--- Start Text to read ---

Monday, September 27, 2004

If the rain won't go away, get out of the rain

I woke up yesterday morning absolutely certain that I wanted to leave Taipei, weather notwithstanding. So we all met up at New York New York and made our way to the northeast coast. A good thing, too, because it wasn't raining there! Like proper Taiwanese residents, we arrived at Fulong beach and got out of caravan to determine that we were hungry, and promptly got back into our cars to go to Aodi for a seafood lunch. Then we returned to Fulong. Unfortunately, the typhoons have swept a lot of debris onto the beach, and the sea was none to clean, either. So we just stood ankle deep in the water for a bit, and then headed off to Jin Gua Shi, this old mining town that is being restored as a historical tourist spot. Here are Abi's photos to keep you all entertained until I upload my own.

Wednesday, September 22, 2004

Life at in general

This post is actually a draft that I started in May. Since then, I no longer deal with brilliant people who are unreliable, but must instead deal with personalities who are always at the center of their attentions.

But the real reason I decided to blog today was an article in today's Asian Wall Street Journal about how junior officers are the ones taking charge in Iraq. The subject of the article, Captain Ayers, says about how to best prepare young solders for the experiences he's had:

"I guess I'd drop soldiers in a foriegn high school and give them two days to figure out all the cliques. Who are the cool kids? Who are the geeks? ...there would also have to be people in the high school trying to kill the soldiers."

Life is all about learning how to deal with the situation at hand. Someone wrote in iVillage the hardest part about having adult responsibilities in your 20s is that you don't have the experience to evaluate decisions. They advised cultivating a longer-term perspective, and asking one's self, "in 5, 10, 20 years, will this decision bring me closer to the life I want, or farther from it?"

--- End Text to read ---

Requests »
**A)** Answer these questions about the blog entries:
(i) Where did the group meet up before driving to the northeast coast?
(ii) Where did they go for a seafood lunch?
(iii) Which newspaper ran the article about junior officers in Iraq?
**B)** List every place name that appears in the blog entry dated Monday, September 27, 2004.
**C)** Continue the blog entries past their final sentence.

--- Start Records ---

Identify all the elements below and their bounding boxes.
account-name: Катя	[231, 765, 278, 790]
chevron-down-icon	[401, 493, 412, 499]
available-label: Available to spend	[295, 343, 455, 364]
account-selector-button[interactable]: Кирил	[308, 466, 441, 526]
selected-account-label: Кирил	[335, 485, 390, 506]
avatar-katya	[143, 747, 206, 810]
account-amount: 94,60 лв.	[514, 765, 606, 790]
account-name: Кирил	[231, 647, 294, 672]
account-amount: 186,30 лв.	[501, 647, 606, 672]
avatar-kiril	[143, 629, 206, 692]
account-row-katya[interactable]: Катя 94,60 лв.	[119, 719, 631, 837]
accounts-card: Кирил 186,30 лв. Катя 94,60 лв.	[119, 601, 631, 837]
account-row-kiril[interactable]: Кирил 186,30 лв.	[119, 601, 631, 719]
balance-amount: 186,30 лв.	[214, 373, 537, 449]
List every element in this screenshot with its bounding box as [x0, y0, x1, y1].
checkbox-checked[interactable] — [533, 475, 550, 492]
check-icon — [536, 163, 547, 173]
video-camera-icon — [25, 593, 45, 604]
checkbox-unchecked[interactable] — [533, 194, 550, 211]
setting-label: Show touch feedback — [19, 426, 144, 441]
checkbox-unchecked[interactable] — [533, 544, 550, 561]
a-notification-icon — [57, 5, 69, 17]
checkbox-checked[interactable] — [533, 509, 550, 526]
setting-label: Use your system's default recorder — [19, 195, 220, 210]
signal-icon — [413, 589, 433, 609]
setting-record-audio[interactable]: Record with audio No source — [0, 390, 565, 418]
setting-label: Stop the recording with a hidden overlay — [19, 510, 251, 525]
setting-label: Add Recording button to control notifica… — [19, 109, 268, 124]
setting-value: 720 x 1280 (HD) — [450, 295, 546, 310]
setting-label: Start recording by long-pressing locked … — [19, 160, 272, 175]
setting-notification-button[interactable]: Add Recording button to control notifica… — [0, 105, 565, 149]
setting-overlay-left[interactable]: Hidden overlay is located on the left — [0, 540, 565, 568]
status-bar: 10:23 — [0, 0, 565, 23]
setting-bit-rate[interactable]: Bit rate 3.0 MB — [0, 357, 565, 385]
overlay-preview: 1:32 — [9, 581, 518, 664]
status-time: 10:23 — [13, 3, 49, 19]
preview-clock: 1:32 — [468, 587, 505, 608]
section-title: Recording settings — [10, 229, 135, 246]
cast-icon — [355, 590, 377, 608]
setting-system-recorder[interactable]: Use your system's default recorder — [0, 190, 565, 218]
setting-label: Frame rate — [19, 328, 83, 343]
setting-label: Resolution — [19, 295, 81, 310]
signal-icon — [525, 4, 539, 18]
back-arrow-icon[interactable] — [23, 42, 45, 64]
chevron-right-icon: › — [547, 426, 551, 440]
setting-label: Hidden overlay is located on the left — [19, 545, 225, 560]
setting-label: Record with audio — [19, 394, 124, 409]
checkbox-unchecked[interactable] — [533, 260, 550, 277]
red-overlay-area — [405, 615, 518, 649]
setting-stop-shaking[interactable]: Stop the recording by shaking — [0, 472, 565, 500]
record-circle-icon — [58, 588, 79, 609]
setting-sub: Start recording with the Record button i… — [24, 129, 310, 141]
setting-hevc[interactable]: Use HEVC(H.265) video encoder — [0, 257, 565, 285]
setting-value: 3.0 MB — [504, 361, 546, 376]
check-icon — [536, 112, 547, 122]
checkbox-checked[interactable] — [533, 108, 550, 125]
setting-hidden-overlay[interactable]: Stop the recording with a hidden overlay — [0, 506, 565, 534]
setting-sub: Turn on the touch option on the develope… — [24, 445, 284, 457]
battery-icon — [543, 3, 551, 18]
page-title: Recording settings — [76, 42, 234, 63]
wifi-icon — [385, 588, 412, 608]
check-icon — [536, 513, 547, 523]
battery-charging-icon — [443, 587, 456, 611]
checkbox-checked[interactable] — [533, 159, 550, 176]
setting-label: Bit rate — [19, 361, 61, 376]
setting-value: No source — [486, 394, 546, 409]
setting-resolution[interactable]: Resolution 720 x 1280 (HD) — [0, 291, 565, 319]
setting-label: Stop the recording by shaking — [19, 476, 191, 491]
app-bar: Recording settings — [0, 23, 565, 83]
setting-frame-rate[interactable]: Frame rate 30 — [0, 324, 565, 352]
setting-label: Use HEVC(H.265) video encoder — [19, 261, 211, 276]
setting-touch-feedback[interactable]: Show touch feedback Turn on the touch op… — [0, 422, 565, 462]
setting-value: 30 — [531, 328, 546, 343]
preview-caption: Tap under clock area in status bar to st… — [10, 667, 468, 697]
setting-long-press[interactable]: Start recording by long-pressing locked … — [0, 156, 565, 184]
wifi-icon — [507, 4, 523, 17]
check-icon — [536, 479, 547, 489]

--- End Records ---

Answers provided »
**A)**
(i) New York New York
(ii) Aodi
(iii) The Asian Wall Street Journal

**B)** Taipei, New York New York, Fulong beach, Aodi, Jin Gua Shi

**C)**
Sunday, September 19, 2004

strength and form

I've been back in Taiwan for less than a week, but already my trip to the States seems so long ago. I spent four days in Boston and four days in L.A. My brother is the best: he flew up to Boston one weekend to be with me, and to L.A. the following weekend (he's currently on a short-term assignment in Buffalo). Even more impressive is when three of my girlfriends and I picked him up at the airport in Rhode Island and then promptly went outlet shopping for 8 hours straight. A lot of my trip was spent shopping, not just for myself but also for the items that friends and co-workers in Taiwan requested (I was so proud of myself when I was able to get Eve's now-discontinued Bath & Bodyworks Country Apple scent lotion, as well as Angie's dried white sage to burn for home fragrance--the latter obtained in an alternative-Tibetan-bookstore in Santa Monica). My cousin, Evelyn, laughed as she saw me pack--I looked like I was going to Africa, not Taiwan, she said. But there are things you cannot get here, or the markup is incredibly expensive, so I brought back steel-cut oats, dried blueberries, almond butter, an acceptable substitute for my favorite Great Harvest Bread Company honey whole-wheat bread, and organic linens.

I had a list of restaurants that I wanted to eat at while in the States, but after two days I felt so full. Still, I got my $3 falafel from the food trucks outside of MIT, Indian food, and great Korean BBQ. I marveled at all the changes on campus, how young the students seemed to be, the comforting familiarity of administrators and professors--good friends--that were still there. Zofia was a fantastic host, and so good to see her after two and a half years. The amazing thing was, with email and instant messaging, we really only needed to catch up on two days worth of going-ons.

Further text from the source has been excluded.